**Exercise aim**. Write every record out again exactly, and keep images out of it.

**Records to use**.
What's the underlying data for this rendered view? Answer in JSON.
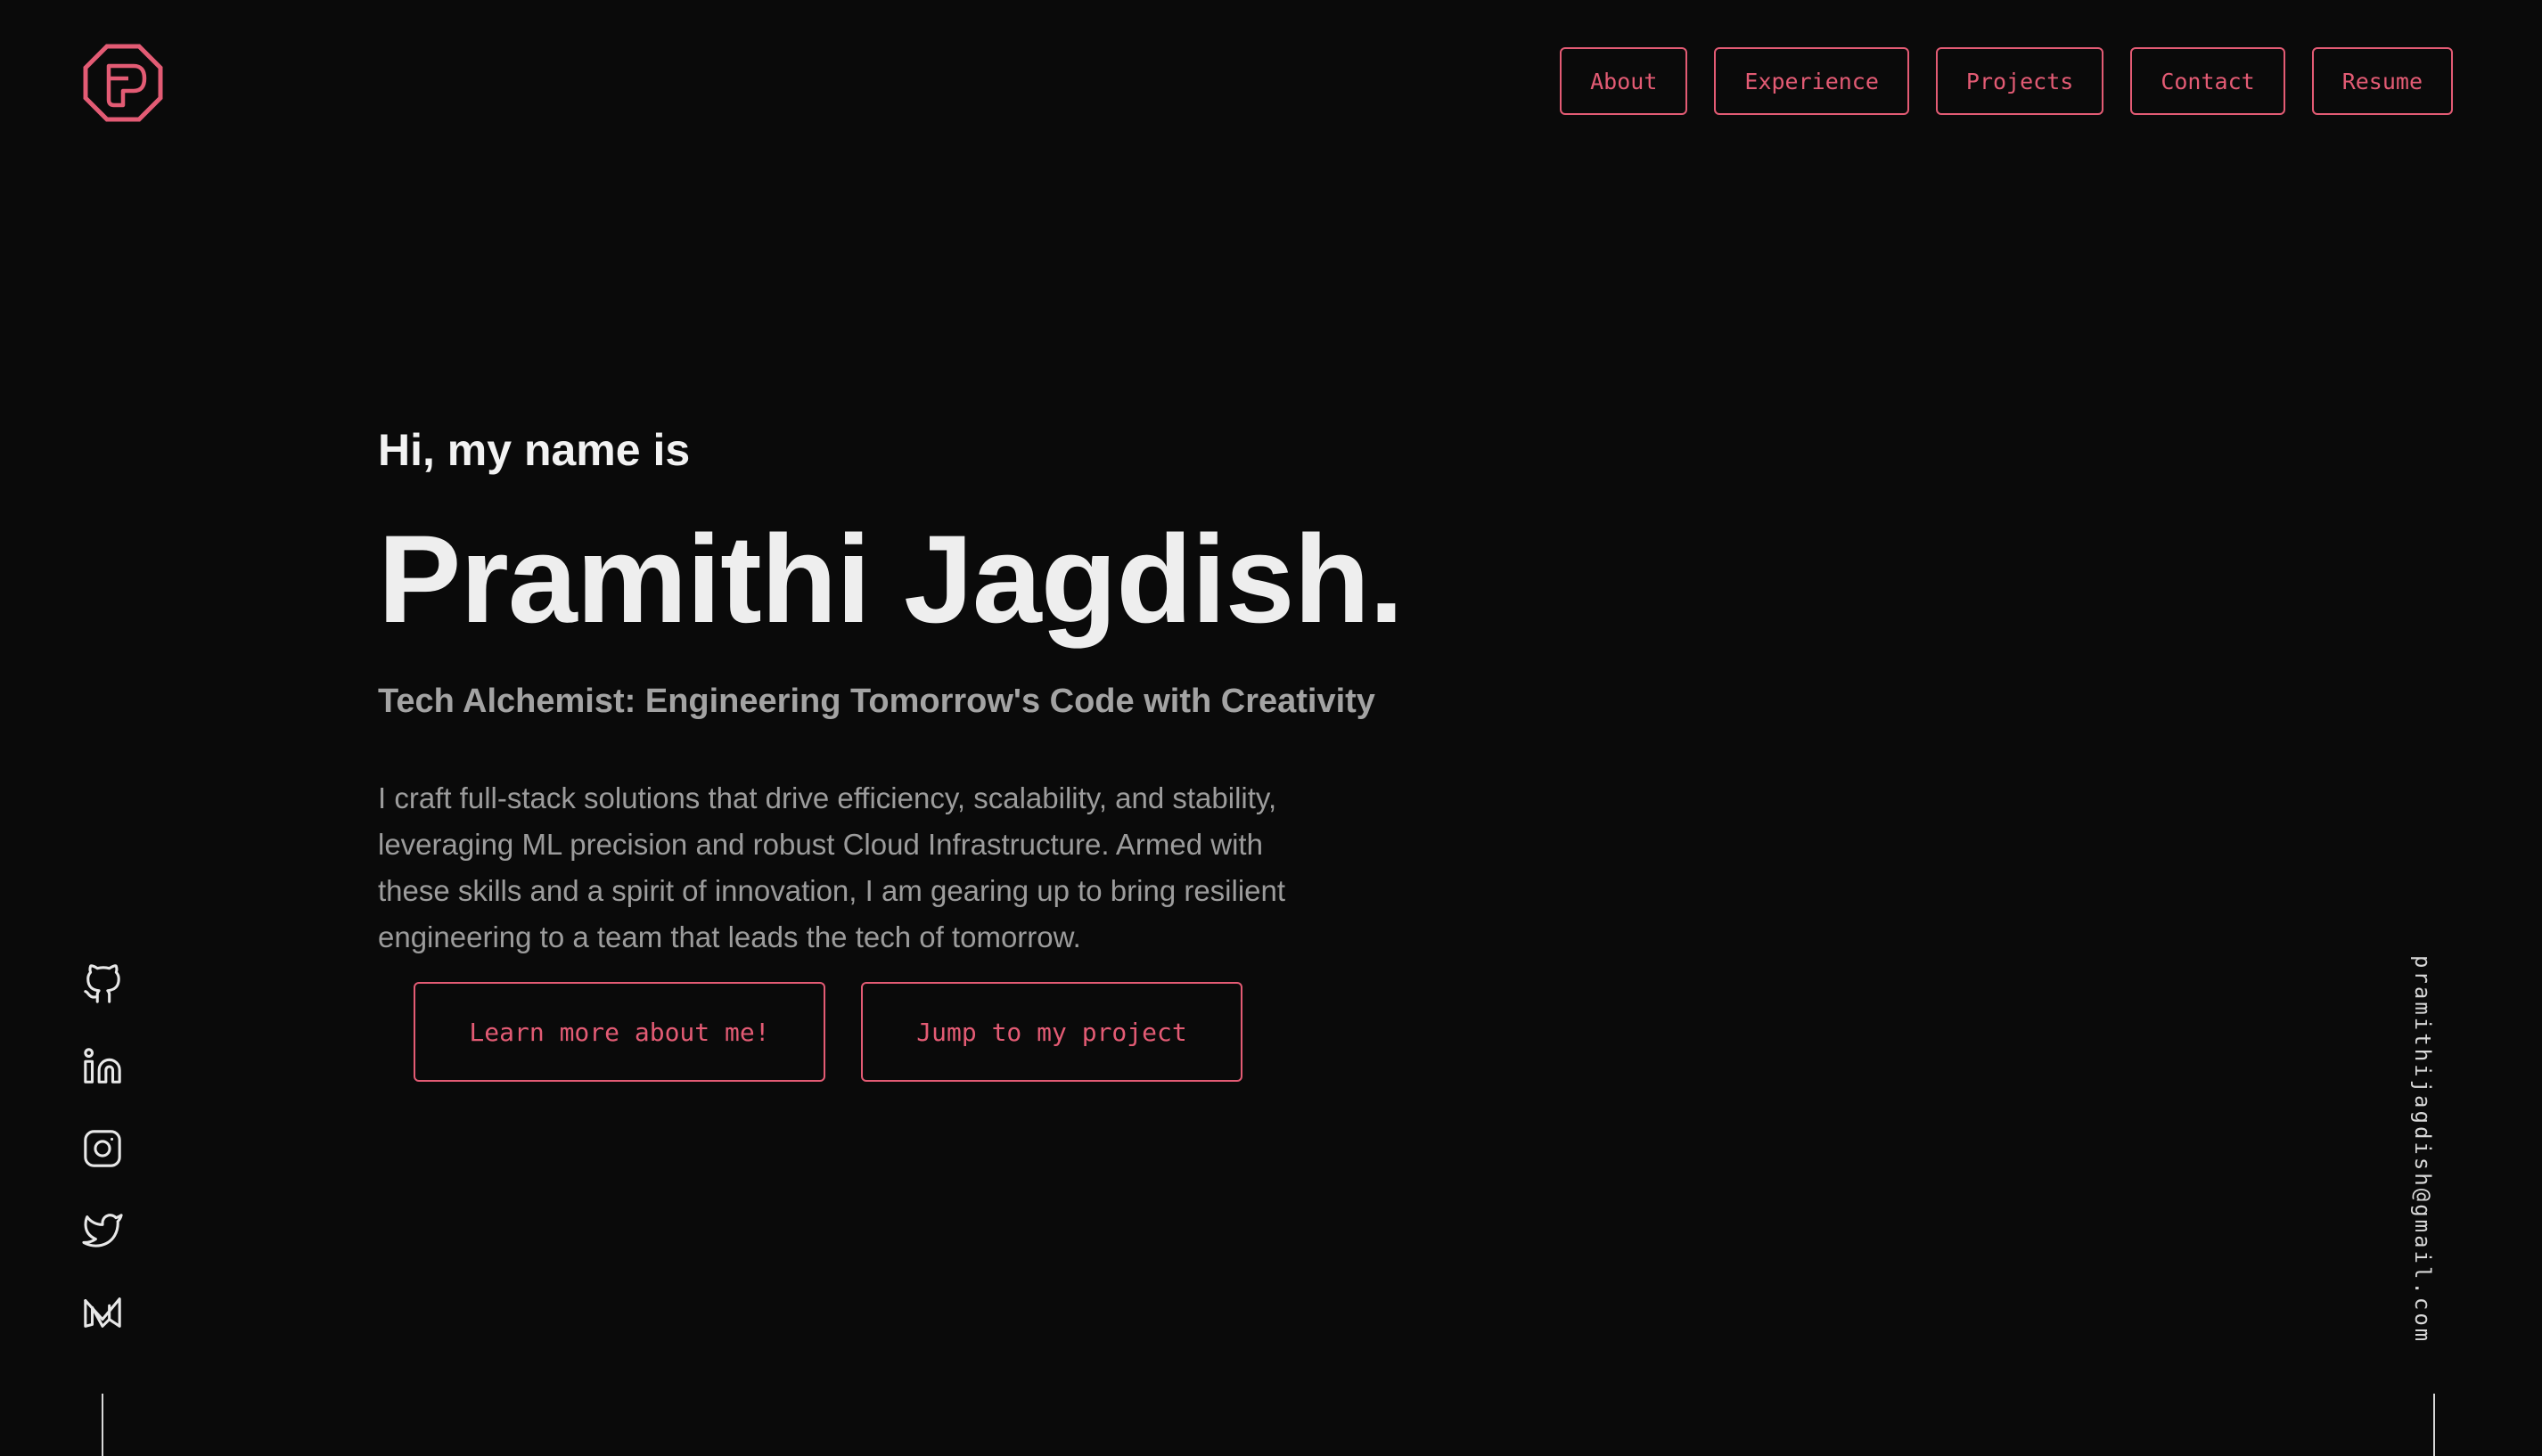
{
  "brand": {
    "logo_letter": "P",
    "accent_color": "#e35b74",
    "background_color": "#0a0a0a"
  },
  "nav": {
    "items": [
      "About",
      "Experience",
      "Projects",
      "Contact",
      "Resume"
    ]
  },
  "hero": {
    "greeting": "Hi, my name is",
    "name": "Pramithi Jagdish.",
    "tagline": "Tech Alchemist: Engineering Tomorrow's Code with Creativity",
    "intro": "I craft full-stack solutions that drive efficiency, scalability, and stability, leveraging ML precision and robust Cloud Infrastructure. Armed with these skills and a spirit of innovation, I am gearing up to bring resilient engineering to a team that leads the tech of tomorrow.",
    "cta_primary": "Learn more about me!",
    "cta_secondary": "Jump to my project"
  },
  "socials": {
    "icons": [
      "github-icon",
      "linkedin-icon",
      "instagram-icon",
      "twitter-icon",
      "medium-icon"
    ]
  },
  "contact": {
    "email": "pramithijagdish@gmail.com"
  }
}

**Exercise solution**.
What's the underlying data for this rendered view? Answer in JSON.
{
  "brand": {
    "logo_letter": "P",
    "accent_color": "#e35b74",
    "background_color": "#0a0a0a"
  },
  "nav": {
    "items": [
      "About",
      "Experience",
      "Projects",
      "Contact",
      "Resume"
    ]
  },
  "hero": {
    "greeting": "Hi, my name is",
    "name": "Pramithi Jagdish.",
    "tagline": "Tech Alchemist: Engineering Tomorrow's Code with Creativity",
    "intro": "I craft full-stack solutions that drive efficiency, scalability, and stability, leveraging ML precision and robust Cloud Infrastructure. Armed with these skills and a spirit of innovation, I am gearing up to bring resilient engineering to a team that leads the tech of tomorrow.",
    "cta_primary": "Learn more about me!",
    "cta_secondary": "Jump to my project"
  },
  "socials": {
    "icons": [
      "github-icon",
      "linkedin-icon",
      "instagram-icon",
      "twitter-icon",
      "medium-icon"
    ]
  },
  "contact": {
    "email": "pramithijagdish@gmail.com"
  }
}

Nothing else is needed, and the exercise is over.